Write out the whole listing again, exactly as given.
-=-=-
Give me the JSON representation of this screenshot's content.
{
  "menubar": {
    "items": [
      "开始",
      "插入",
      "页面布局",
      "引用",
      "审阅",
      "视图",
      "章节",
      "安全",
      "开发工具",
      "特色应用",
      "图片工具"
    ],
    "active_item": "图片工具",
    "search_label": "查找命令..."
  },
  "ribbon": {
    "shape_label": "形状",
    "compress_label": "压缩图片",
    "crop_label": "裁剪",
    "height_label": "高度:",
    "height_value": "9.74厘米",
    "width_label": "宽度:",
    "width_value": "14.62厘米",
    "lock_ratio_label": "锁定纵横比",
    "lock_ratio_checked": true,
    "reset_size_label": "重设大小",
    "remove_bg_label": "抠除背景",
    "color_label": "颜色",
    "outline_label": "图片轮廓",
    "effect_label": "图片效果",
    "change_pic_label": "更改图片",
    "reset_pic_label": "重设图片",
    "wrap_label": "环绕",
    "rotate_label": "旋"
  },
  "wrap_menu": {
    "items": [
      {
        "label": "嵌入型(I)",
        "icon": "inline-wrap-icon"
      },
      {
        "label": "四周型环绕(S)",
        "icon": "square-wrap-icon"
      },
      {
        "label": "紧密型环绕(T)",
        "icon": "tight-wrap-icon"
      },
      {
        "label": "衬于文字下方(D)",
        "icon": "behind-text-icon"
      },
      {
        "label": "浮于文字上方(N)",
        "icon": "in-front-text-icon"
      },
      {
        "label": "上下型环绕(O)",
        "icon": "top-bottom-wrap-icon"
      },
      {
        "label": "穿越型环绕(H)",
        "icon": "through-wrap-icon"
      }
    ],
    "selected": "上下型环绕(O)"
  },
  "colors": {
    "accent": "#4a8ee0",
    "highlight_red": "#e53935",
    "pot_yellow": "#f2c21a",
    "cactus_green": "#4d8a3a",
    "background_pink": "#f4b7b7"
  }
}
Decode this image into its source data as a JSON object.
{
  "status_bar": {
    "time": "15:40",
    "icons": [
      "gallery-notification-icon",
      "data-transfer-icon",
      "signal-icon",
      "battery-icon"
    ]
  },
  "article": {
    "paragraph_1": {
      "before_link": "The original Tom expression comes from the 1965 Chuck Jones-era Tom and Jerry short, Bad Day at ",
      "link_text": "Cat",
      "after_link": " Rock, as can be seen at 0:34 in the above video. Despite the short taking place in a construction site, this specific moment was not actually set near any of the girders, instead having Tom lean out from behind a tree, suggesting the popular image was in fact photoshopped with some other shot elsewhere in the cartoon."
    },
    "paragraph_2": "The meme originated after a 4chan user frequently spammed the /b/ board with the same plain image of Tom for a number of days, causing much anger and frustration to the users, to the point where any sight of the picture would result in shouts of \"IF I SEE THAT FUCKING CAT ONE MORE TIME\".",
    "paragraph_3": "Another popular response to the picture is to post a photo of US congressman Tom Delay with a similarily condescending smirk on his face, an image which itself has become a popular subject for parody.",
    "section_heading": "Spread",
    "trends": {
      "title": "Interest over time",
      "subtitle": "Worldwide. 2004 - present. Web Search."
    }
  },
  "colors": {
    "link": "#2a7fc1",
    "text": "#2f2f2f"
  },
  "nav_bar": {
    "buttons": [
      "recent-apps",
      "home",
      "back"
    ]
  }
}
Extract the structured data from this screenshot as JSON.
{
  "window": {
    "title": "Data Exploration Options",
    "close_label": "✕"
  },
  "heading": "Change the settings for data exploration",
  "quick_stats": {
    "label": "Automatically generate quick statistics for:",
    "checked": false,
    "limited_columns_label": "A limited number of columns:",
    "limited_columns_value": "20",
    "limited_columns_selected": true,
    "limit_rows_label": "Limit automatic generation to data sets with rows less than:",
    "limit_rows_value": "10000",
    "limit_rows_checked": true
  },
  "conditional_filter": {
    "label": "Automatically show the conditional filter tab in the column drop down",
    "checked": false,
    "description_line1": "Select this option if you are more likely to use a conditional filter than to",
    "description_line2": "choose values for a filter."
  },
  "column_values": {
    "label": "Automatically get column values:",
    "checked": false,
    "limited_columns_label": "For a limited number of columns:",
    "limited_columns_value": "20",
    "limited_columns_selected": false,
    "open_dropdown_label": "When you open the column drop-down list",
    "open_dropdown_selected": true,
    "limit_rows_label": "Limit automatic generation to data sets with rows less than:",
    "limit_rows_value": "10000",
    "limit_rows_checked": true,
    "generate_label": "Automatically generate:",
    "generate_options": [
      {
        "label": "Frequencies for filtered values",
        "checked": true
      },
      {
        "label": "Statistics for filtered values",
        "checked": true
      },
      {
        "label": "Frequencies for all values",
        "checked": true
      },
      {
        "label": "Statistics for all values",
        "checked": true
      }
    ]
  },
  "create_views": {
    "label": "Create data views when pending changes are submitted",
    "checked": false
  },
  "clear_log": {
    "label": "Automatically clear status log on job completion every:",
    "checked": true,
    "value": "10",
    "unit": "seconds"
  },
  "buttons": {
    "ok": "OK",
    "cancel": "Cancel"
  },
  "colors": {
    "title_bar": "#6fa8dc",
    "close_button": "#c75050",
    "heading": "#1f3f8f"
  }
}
-=-=-
Task output
Give me the JSON representation of this screenshot's content.
{
  "menubar": {
    "items": [
      "开始",
      "插入",
      "页面布局",
      "引用",
      "审阅",
      "视图",
      "章节",
      "安全",
      "开发工具",
      "特色应用",
      "图片工具"
    ],
    "active_item": "图片工具",
    "search_label": "查找命令..."
  },
  "ribbon": {
    "shape_label": "形状",
    "compress_label": "压缩图片",
    "crop_label": "裁剪",
    "height_label": "高度:",
    "height_value": "9.74厘米",
    "width_label": "宽度:",
    "width_value": "14.62厘米",
    "lock_ratio_label": "锁定纵横比",
    "lock_ratio_checked": true,
    "reset_size_label": "重设大小",
    "remove_bg_label": "抠除背景",
    "color_label": "颜色",
    "outline_label": "图片轮廓",
    "effect_label": "图片效果",
    "change_pic_label": "更改图片",
    "reset_pic_label": "重设图片",
    "wrap_label": "环绕",
    "rotate_label": "旋"
  },
  "wrap_menu": {
    "items": [
      {
        "label": "嵌入型(I)",
        "icon": "inline-wrap-icon"
      },
      {
        "label": "四周型环绕(S)",
        "icon": "square-wrap-icon"
      },
      {
        "label": "紧密型环绕(T)",
        "icon": "tight-wrap-icon"
      },
      {
        "label": "衬于文字下方(D)",
        "icon": "behind-text-icon"
      },
      {
        "label": "浮于文字上方(N)",
        "icon": "in-front-text-icon"
      },
      {
        "label": "上下型环绕(O)",
        "icon": "top-bottom-wrap-icon"
      },
      {
        "label": "穿越型环绕(H)",
        "icon": "through-wrap-icon"
      }
    ],
    "selected": "上下型环绕(O)"
  },
  "colors": {
    "accent": "#4a8ee0",
    "highlight_red": "#e53935",
    "pot_yellow": "#f2c21a",
    "cactus_green": "#4d8a3a",
    "background_pink": "#f4b7b7"
  }
}
Decode this image into its source data as a JSON object.
{
  "status_bar": {
    "time": "15:40",
    "icons": [
      "gallery-notification-icon",
      "data-transfer-icon",
      "signal-icon",
      "battery-icon"
    ]
  },
  "article": {
    "paragraph_1": {
      "before_link": "The original Tom expression comes from the 1965 Chuck Jones-era Tom and Jerry short, Bad Day at ",
      "link_text": "Cat",
      "after_link": " Rock, as can be seen at 0:34 in the above video. Despite the short taking place in a construction site, this specific moment was not actually set near any of the girders, instead having Tom lean out from behind a tree, suggesting the popular image was in fact photoshopped with some other shot elsewhere in the cartoon."
    },
    "paragraph_2": "The meme originated after a 4chan user frequently spammed the /b/ board with the same plain image of Tom for a number of days, causing much anger and frustration to the users, to the point where any sight of the picture would result in shouts of \"IF I SEE THAT FUCKING CAT ONE MORE TIME\".",
    "paragraph_3": "Another popular response to the picture is to post a photo of US congressman Tom Delay with a similarily condescending smirk on his face, an image which itself has become a popular subject for parody.",
    "section_heading": "Spread",
    "trends": {
      "title": "Interest over time",
      "subtitle": "Worldwide. 2004 - present. Web Search."
    }
  },
  "colors": {
    "link": "#2a7fc1",
    "text": "#2f2f2f"
  },
  "nav_bar": {
    "buttons": [
      "recent-apps",
      "home",
      "back"
    ]
  }
}
Extract the structured data from this screenshot as JSON.
{
  "window": {
    "title": "Data Exploration Options",
    "close_label": "✕"
  },
  "heading": "Change the settings for data exploration",
  "quick_stats": {
    "label": "Automatically generate quick statistics for:",
    "checked": false,
    "limited_columns_label": "A limited number of columns:",
    "limited_columns_value": "20",
    "limited_columns_selected": true,
    "limit_rows_label": "Limit automatic generation to data sets with rows less than:",
    "limit_rows_value": "10000",
    "limit_rows_checked": true
  },
  "conditional_filter": {
    "label": "Automatically show the conditional filter tab in the column drop down",
    "checked": false,
    "description_line1": "Select this option if you are more likely to use a conditional filter than to",
    "description_line2": "choose values for a filter."
  },
  "column_values": {
    "label": "Automatically get column values:",
    "checked": false,
    "limited_columns_label": "For a limited number of columns:",
    "limited_columns_value": "20",
    "limited_columns_selected": false,
    "open_dropdown_label": "When you open the column drop-down list",
    "open_dropdown_selected": true,
    "limit_rows_label": "Limit automatic generation to data sets with rows less than:",
    "limit_rows_value": "10000",
    "limit_rows_checked": true,
    "generate_label": "Automatically generate:",
    "generate_options": [
      {
        "label": "Frequencies for filtered values",
        "checked": true
      },
      {
        "label": "Statistics for filtered values",
        "checked": true
      },
      {
        "label": "Frequencies for all values",
        "checked": true
      },
      {
        "label": "Statistics for all values",
        "checked": true
      }
    ]
  },
  "create_views": {
    "label": "Create data views when pending changes are submitted",
    "checked": false
  },
  "clear_log": {
    "label": "Automatically clear status log on job completion every:",
    "checked": true,
    "value": "10",
    "unit": "seconds"
  },
  "buttons": {
    "ok": "OK",
    "cancel": "Cancel"
  },
  "colors": {
    "title_bar": "#6fa8dc",
    "close_button": "#c75050",
    "heading": "#1f3f8f"
  }
}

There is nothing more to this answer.